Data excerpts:
>> BEGIN

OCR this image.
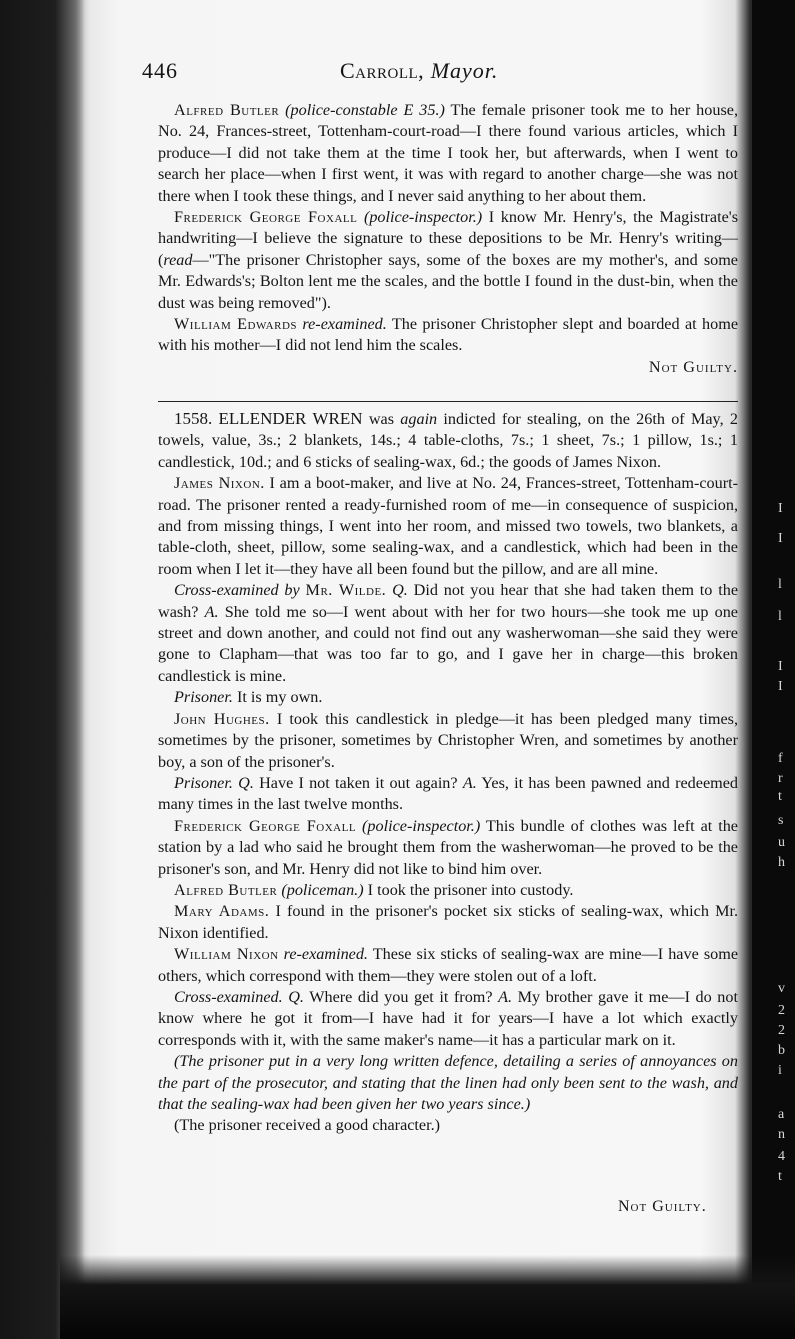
I
I
l
l
I
I
f
r
t
s
u
h
v
2
2
b
i
a
n
4
t
446	Carroll, Mayor.

Alfred Butler (police-constable E 35.) The female prisoner took me to her house, No. 24, Frances-street, Tottenham-court-road—I there found various articles, which I produce—I did not take them at the time I took her, but afterwards, when I went to search her place—when I first went, it was with regard to another charge—she was not there when I took these things, and I never said anything to her about them.

Frederick George Foxall (police-inspector.) I know Mr. Henry's, the Magistrate's handwriting—I believe the signature to these depositions to be Mr. Henry's writing—(read—"The prisoner Christopher says, some of the boxes are my mother's, and some Mr. Edwards's; Bolton lent me the scales, and the bottle I found in the dust-bin, when the dust was being removed").

William Edwards re-examined. The prisoner Christopher slept and boarded at home with his mother—I did not lend him the scales.

Not Guilty.

1558. ELLENDER WREN was again indicted for stealing, on the 26th of May, 2 towels, value, 3s.; 2 blankets, 14s.; 4 table-cloths, 7s.; 1 sheet, 7s.; 1 pillow, 1s.; 1 candlestick, 10d.; and 6 sticks of sealing-wax, 6d.; the goods of James Nixon.

James Nixon. I am a boot-maker, and live at No. 24, Frances-street, Tottenham-court-road. The prisoner rented a ready-furnished room of me—in consequence of suspicion, and from missing things, I went into her room, and missed two towels, two blankets, a table-cloth, sheet, pillow, some sealing-wax, and a candlestick, which had been in the room when I let it—they have all been found but the pillow, and are all mine.

Cross-examined by Mr. Wilde. Q. Did not you hear that she had taken them to the wash? A. She told me so—I went about with her for two hours—she took me up one street and down another, and could not find out any washerwoman—she said they were gone to Clapham—that was too far to go, and I gave her in charge—this broken candlestick is mine.

Prisoner. It is my own.

John Hughes. I took this candlestick in pledge—it has been pledged many times, sometimes by the prisoner, sometimes by Christopher Wren, and sometimes by another boy, a son of the prisoner's.

Prisoner. Q. Have I not taken it out again? A. Yes, it has been pawned and redeemed many times in the last twelve months.

Frederick George Foxall (police-inspector.) This bundle of clothes was left at the station by a lad who said he brought them from the washerwoman—he proved to be the prisoner's son, and Mr. Henry did not like to bind him over.

Alfred Butler (policeman.) I took the prisoner into custody.

Mary Adams. I found in the prisoner's pocket six sticks of sealing-wax, which Mr. Nixon identified.

William Nixon re-examined. These six sticks of sealing-wax are mine—I have some others, which correspond with them—they were stolen out of a loft.

Cross-examined. Q. Where did you get it from? A. My brother gave it me—I do not know where he got it from—I have had it for years—I have a lot which exactly corresponds with it, with the same maker's name—it has a particular mark on it.

(The prisoner put in a very long written defence, detailing a series of annoyances on the part of the prosecutor, and stating that the linen had only been sent to the wash, and that the sealing-wax had been given her two years since.)

(The prisoner received a good character.)

Not Guilty.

>> END

Problem requirements: Copy out each line exactly, without the pictures.

Answer to this task:
OCR this image.
I
I
l
l
I
I
f
r
t
s
u
h
v
2
2
b
i
a
n
4
t
446	Carroll, Mayor.

Alfred Butler (police-constable E 35.) The female prisoner took me to her house, No. 24, Frances-street, Tottenham-court-road—I there found various articles, which I produce—I did not take them at the time I took her, but afterwards, when I went to search her place—when I first went, it was with regard to another charge—she was not there when I took these things, and I never said anything to her about them.

Frederick George Foxall (police-inspector.) I know Mr. Henry's, the Magistrate's handwriting—I believe the signature to these depositions to be Mr. Henry's writing—(read—"The prisoner Christopher says, some of the boxes are my mother's, and some Mr. Edwards's; Bolton lent me the scales, and the bottle I found in the dust-bin, when the dust was being removed").

William Edwards re-examined. The prisoner Christopher slept and boarded at home with his mother—I did not lend him the scales.

Not Guilty.

1558. ELLENDER WREN was again indicted for stealing, on the 26th of May, 2 towels, value, 3s.; 2 blankets, 14s.; 4 table-cloths, 7s.; 1 sheet, 7s.; 1 pillow, 1s.; 1 candlestick, 10d.; and 6 sticks of sealing-wax, 6d.; the goods of James Nixon.

James Nixon. I am a boot-maker, and live at No. 24, Frances-street, Tottenham-court-road. The prisoner rented a ready-furnished room of me—in consequence of suspicion, and from missing things, I went into her room, and missed two towels, two blankets, a table-cloth, sheet, pillow, some sealing-wax, and a candlestick, which had been in the room when I let it—they have all been found but the pillow, and are all mine.

Cross-examined by Mr. Wilde. Q. Did not you hear that she had taken them to the wash? A. She told me so—I went about with her for two hours—she took me up one street and down another, and could not find out any washerwoman—she said they were gone to Clapham—that was too far to go, and I gave her in charge—this broken candlestick is mine.

Prisoner. It is my own.

John Hughes. I took this candlestick in pledge—it has been pledged many times, sometimes by the prisoner, sometimes by Christopher Wren, and sometimes by another boy, a son of the prisoner's.

Prisoner. Q. Have I not taken it out again? A. Yes, it has been pawned and redeemed many times in the last twelve months.

Frederick George Foxall (police-inspector.) This bundle of clothes was left at the station by a lad who said he brought them from the washerwoman—he proved to be the prisoner's son, and Mr. Henry did not like to bind him over.

Alfred Butler (policeman.) I took the prisoner into custody.

Mary Adams. I found in the prisoner's pocket six sticks of sealing-wax, which Mr. Nixon identified.

William Nixon re-examined. These six sticks of sealing-wax are mine—I have some others, which correspond with them—they were stolen out of a loft.

Cross-examined. Q. Where did you get it from? A. My brother gave it me—I do not know where he got it from—I have had it for years—I have a lot which exactly corresponds with it, with the same maker's name—it has a particular mark on it.

(The prisoner put in a very long written defence, detailing a series of annoyances on the part of the prosecutor, and stating that the linen had only been sent to the wash, and that the sealing-wax had been given her two years since.)

(The prisoner received a good character.)

Not Guilty.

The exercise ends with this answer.